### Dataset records
______

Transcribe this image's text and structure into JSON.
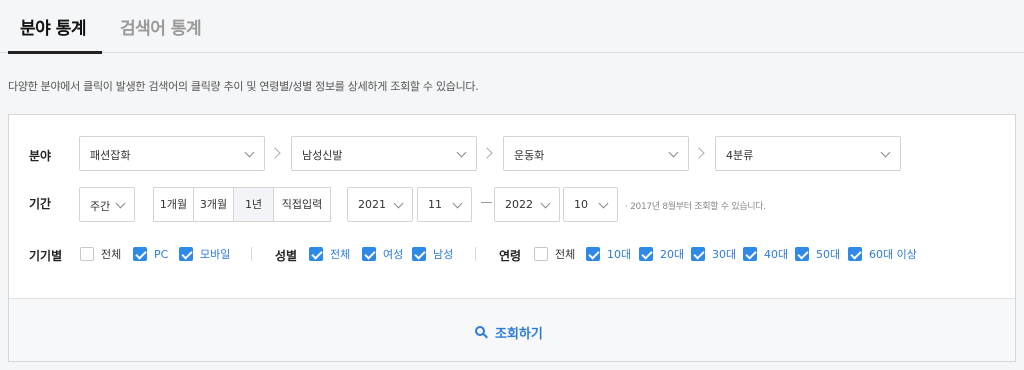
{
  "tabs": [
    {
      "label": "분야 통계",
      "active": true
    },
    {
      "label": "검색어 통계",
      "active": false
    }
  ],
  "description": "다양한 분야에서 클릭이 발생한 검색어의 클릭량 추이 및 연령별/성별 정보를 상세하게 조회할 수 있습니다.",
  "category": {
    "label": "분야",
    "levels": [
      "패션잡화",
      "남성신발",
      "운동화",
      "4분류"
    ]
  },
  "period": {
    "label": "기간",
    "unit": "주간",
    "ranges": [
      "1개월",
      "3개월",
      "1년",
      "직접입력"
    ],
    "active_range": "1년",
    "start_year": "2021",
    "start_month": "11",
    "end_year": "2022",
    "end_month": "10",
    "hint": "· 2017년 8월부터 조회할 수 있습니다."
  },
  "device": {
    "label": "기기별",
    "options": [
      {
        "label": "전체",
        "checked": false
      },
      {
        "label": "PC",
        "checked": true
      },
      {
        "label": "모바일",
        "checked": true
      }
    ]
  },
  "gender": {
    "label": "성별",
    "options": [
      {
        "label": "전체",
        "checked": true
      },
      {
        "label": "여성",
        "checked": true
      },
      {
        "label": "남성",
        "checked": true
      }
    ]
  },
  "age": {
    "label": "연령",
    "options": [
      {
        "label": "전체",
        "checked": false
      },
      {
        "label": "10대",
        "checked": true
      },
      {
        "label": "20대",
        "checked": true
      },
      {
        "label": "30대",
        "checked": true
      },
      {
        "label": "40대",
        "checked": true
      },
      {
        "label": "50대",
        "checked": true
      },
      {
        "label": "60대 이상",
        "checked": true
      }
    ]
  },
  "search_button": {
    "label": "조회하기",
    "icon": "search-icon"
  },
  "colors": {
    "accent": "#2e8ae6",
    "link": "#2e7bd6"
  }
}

______

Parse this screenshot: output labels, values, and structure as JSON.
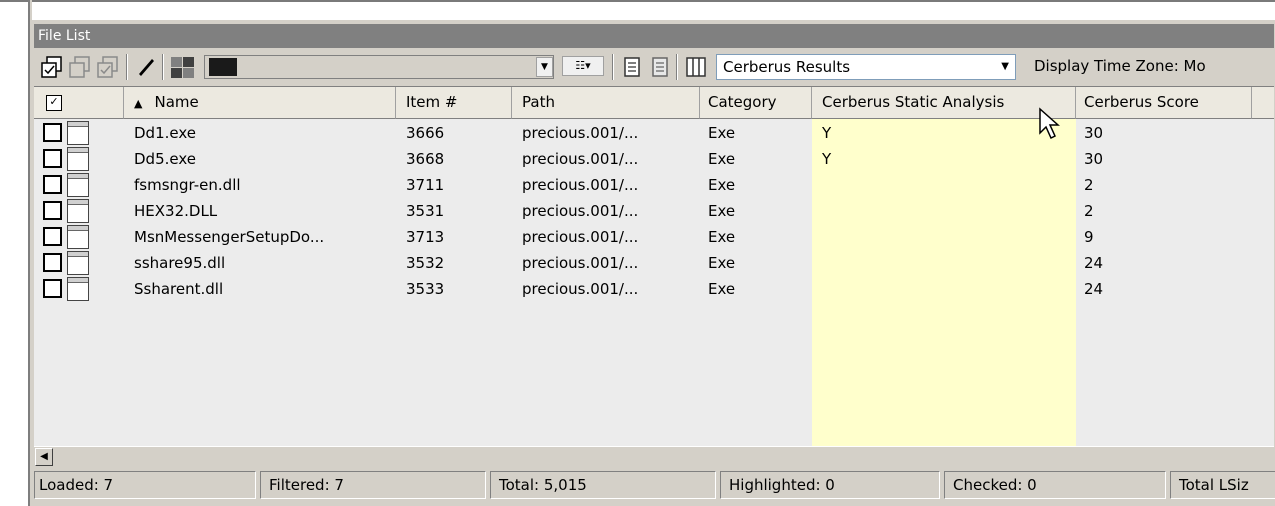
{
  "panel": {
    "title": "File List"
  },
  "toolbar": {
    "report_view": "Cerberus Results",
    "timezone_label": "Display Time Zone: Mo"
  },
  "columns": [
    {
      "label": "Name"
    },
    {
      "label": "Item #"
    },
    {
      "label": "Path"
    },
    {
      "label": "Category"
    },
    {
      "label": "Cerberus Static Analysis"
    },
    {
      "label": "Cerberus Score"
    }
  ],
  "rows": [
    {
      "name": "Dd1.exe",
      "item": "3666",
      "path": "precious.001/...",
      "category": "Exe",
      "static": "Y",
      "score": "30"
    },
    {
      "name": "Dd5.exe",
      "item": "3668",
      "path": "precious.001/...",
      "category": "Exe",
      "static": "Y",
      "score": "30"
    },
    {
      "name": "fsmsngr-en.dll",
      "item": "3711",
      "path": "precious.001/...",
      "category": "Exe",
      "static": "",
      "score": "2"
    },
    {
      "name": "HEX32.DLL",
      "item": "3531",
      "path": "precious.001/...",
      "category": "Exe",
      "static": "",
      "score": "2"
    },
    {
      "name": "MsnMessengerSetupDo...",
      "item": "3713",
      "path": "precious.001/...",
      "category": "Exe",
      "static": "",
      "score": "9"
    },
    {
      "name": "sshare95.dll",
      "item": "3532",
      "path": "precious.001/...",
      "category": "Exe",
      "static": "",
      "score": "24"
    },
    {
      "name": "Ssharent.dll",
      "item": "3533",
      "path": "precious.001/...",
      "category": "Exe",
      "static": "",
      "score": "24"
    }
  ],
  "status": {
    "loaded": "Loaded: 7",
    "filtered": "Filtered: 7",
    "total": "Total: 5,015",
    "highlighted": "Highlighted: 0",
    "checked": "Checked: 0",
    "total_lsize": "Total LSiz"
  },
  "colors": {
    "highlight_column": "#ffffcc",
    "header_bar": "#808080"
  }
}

______

### WRITTEN TASK
Each line of the material that holds the string "있습니다" counts once; give the total alone.

### SOLUTION FOR THIS PROBLEM
2